Copy out the listing exactly.

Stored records

● ● ● ● ●

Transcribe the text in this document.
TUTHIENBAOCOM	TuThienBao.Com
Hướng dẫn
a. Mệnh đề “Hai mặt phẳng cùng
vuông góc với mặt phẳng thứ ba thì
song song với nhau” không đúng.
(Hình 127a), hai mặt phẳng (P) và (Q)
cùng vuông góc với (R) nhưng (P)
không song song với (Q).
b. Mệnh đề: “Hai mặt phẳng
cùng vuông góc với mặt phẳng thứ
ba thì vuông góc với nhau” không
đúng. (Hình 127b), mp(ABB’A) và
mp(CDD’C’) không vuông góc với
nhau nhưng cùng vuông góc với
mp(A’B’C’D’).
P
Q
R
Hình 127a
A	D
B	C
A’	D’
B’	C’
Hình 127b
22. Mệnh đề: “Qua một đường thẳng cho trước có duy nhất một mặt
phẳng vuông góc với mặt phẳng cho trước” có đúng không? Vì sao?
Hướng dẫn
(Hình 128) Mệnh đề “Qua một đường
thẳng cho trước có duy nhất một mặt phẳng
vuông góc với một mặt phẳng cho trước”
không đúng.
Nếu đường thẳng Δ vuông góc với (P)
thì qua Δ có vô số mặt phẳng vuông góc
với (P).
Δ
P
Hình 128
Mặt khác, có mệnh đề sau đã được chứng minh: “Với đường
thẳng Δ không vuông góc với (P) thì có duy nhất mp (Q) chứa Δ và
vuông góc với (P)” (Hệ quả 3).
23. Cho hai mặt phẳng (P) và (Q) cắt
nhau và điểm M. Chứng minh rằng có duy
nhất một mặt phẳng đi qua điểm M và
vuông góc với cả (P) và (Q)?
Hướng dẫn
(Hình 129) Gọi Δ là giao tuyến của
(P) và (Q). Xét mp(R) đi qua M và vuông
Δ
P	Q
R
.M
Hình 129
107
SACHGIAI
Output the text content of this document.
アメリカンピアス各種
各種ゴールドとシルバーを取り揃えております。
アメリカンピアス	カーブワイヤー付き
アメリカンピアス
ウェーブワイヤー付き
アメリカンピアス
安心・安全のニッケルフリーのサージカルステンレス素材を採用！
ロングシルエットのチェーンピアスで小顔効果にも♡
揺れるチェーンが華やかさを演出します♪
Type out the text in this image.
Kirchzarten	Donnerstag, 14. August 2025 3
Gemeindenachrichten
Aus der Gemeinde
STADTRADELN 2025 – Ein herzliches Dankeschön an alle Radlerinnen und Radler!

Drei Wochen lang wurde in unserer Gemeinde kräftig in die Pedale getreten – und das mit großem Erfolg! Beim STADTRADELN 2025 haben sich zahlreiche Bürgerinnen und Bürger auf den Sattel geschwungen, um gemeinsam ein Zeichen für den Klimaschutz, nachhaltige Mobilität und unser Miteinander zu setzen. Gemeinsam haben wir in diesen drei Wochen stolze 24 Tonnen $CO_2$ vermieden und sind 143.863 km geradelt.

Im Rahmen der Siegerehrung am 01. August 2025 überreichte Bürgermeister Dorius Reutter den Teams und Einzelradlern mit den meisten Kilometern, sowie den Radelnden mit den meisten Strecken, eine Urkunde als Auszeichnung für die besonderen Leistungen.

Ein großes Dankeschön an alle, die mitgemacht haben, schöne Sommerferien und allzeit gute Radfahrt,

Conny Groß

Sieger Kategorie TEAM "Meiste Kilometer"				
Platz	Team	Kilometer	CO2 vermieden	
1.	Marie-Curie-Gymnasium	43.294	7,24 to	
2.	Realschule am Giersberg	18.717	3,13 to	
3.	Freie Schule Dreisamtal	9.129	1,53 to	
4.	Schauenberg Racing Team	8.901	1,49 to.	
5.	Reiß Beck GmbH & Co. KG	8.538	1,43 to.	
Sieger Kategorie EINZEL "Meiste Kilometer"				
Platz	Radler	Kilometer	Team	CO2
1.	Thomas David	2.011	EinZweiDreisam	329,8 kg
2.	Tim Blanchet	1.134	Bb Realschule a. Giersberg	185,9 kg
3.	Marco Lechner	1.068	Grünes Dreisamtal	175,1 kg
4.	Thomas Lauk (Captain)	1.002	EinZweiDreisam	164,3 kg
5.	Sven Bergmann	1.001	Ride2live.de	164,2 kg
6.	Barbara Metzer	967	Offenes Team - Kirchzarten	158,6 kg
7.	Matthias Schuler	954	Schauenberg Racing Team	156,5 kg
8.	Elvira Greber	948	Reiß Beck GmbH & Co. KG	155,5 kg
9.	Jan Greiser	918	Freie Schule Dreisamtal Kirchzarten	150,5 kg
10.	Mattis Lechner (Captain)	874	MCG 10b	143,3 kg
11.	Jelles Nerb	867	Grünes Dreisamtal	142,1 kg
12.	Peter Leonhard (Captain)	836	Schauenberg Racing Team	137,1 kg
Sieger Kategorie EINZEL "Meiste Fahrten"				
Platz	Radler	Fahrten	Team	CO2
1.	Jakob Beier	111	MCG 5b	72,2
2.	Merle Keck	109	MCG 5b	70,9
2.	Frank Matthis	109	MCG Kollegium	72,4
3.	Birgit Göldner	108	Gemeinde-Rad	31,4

● ● ● ● ●

▶ [Response to this exercise]:
Transcribe the text in this document.
TUTHIENBAOCOM	TuThienBao.Com
Hướng dẫn
a. Mệnh đề “Hai mặt phẳng cùng
vuông góc với mặt phẳng thứ ba thì
song song với nhau” không đúng.
(Hình 127a), hai mặt phẳng (P) và (Q)
cùng vuông góc với (R) nhưng (P)
không song song với (Q).
b. Mệnh đề: “Hai mặt phẳng
cùng vuông góc với mặt phẳng thứ
ba thì vuông góc với nhau” không
đúng. (Hình 127b), mp(ABB’A) và
mp(CDD’C’) không vuông góc với
nhau nhưng cùng vuông góc với
mp(A’B’C’D’).
P
Q
R
Hình 127a
A	D
B	C
A’	D’
B’	C’
Hình 127b
22. Mệnh đề: “Qua một đường thẳng cho trước có duy nhất một mặt
phẳng vuông góc với mặt phẳng cho trước” có đúng không? Vì sao?
Hướng dẫn
(Hình 128) Mệnh đề “Qua một đường
thẳng cho trước có duy nhất một mặt phẳng
vuông góc với một mặt phẳng cho trước”
không đúng.
Nếu đường thẳng Δ vuông góc với (P)
thì qua Δ có vô số mặt phẳng vuông góc
với (P).
Δ
P
Hình 128
Mặt khác, có mệnh đề sau đã được chứng minh: “Với đường
thẳng Δ không vuông góc với (P) thì có duy nhất mp (Q) chứa Δ và
vuông góc với (P)” (Hệ quả 3).
23. Cho hai mặt phẳng (P) và (Q) cắt
nhau và điểm M. Chứng minh rằng có duy
nhất một mặt phẳng đi qua điểm M và
vuông góc với cả (P) và (Q)?
Hướng dẫn
(Hình 129) Gọi Δ là giao tuyến của
(P) và (Q). Xét mp(R) đi qua M và vuông
Δ
P	Q
R
.M
Hình 129
107
SACHGIAI
Output the text content of this document.
アメリカンピアス各種
各種ゴールドとシルバーを取り揃えております。
アメリカンピアス	カーブワイヤー付き
アメリカンピアス
ウェーブワイヤー付き
アメリカンピアス
安心・安全のニッケルフリーのサージカルステンレス素材を採用！
ロングシルエットのチェーンピアスで小顔効果にも♡
揺れるチェーンが華やかさを演出します♪
Type out the text in this image.
Kirchzarten	Donnerstag, 14. August 2025 3
Gemeindenachrichten
Aus der Gemeinde
STADTRADELN 2025 – Ein herzliches Dankeschön an alle Radlerinnen und Radler!

Drei Wochen lang wurde in unserer Gemeinde kräftig in die Pedale getreten – und das mit großem Erfolg! Beim STADTRADELN 2025 haben sich zahlreiche Bürgerinnen und Bürger auf den Sattel geschwungen, um gemeinsam ein Zeichen für den Klimaschutz, nachhaltige Mobilität und unser Miteinander zu setzen. Gemeinsam haben wir in diesen drei Wochen stolze 24 Tonnen $CO_2$ vermieden und sind 143.863 km geradelt.

Im Rahmen der Siegerehrung am 01. August 2025 überreichte Bürgermeister Dorius Reutter den Teams und Einzelradlern mit den meisten Kilometern, sowie den Radelnden mit den meisten Strecken, eine Urkunde als Auszeichnung für die besonderen Leistungen.

Ein großes Dankeschön an alle, die mitgemacht haben, schöne Sommerferien und allzeit gute Radfahrt,

Conny Groß

Sieger Kategorie TEAM "Meiste Kilometer"				
Platz	Team	Kilometer	CO2 vermieden	
1.	Marie-Curie-Gymnasium	43.294	7,24 to	
2.	Realschule am Giersberg	18.717	3,13 to	
3.	Freie Schule Dreisamtal	9.129	1,53 to	
4.	Schauenberg Racing Team	8.901	1,49 to.	
5.	Reiß Beck GmbH & Co. KG	8.538	1,43 to.	
Sieger Kategorie EINZEL "Meiste Kilometer"				
Platz	Radler	Kilometer	Team	CO2
1.	Thomas David	2.011	EinZweiDreisam	329,8 kg
2.	Tim Blanchet	1.134	Bb Realschule a. Giersberg	185,9 kg
3.	Marco Lechner	1.068	Grünes Dreisamtal	175,1 kg
4.	Thomas Lauk (Captain)	1.002	EinZweiDreisam	164,3 kg
5.	Sven Bergmann	1.001	Ride2live.de	164,2 kg
6.	Barbara Metzer	967	Offenes Team - Kirchzarten	158,6 kg
7.	Matthias Schuler	954	Schauenberg Racing Team	156,5 kg
8.	Elvira Greber	948	Reiß Beck GmbH & Co. KG	155,5 kg
9.	Jan Greiser	918	Freie Schule Dreisamtal Kirchzarten	150,5 kg
10.	Mattis Lechner (Captain)	874	MCG 10b	143,3 kg
11.	Jelles Nerb	867	Grünes Dreisamtal	142,1 kg
12.	Peter Leonhard (Captain)	836	Schauenberg Racing Team	137,1 kg
Sieger Kategorie EINZEL "Meiste Fahrten"				
Platz	Radler	Fahrten	Team	CO2
1.	Jakob Beier	111	MCG 5b	72,2
2.	Merle Keck	109	MCG 5b	70,9
2.	Frank Matthis	109	MCG Kollegium	72,4
3.	Birgit Göldner	108	Gemeinde-Rad	31,4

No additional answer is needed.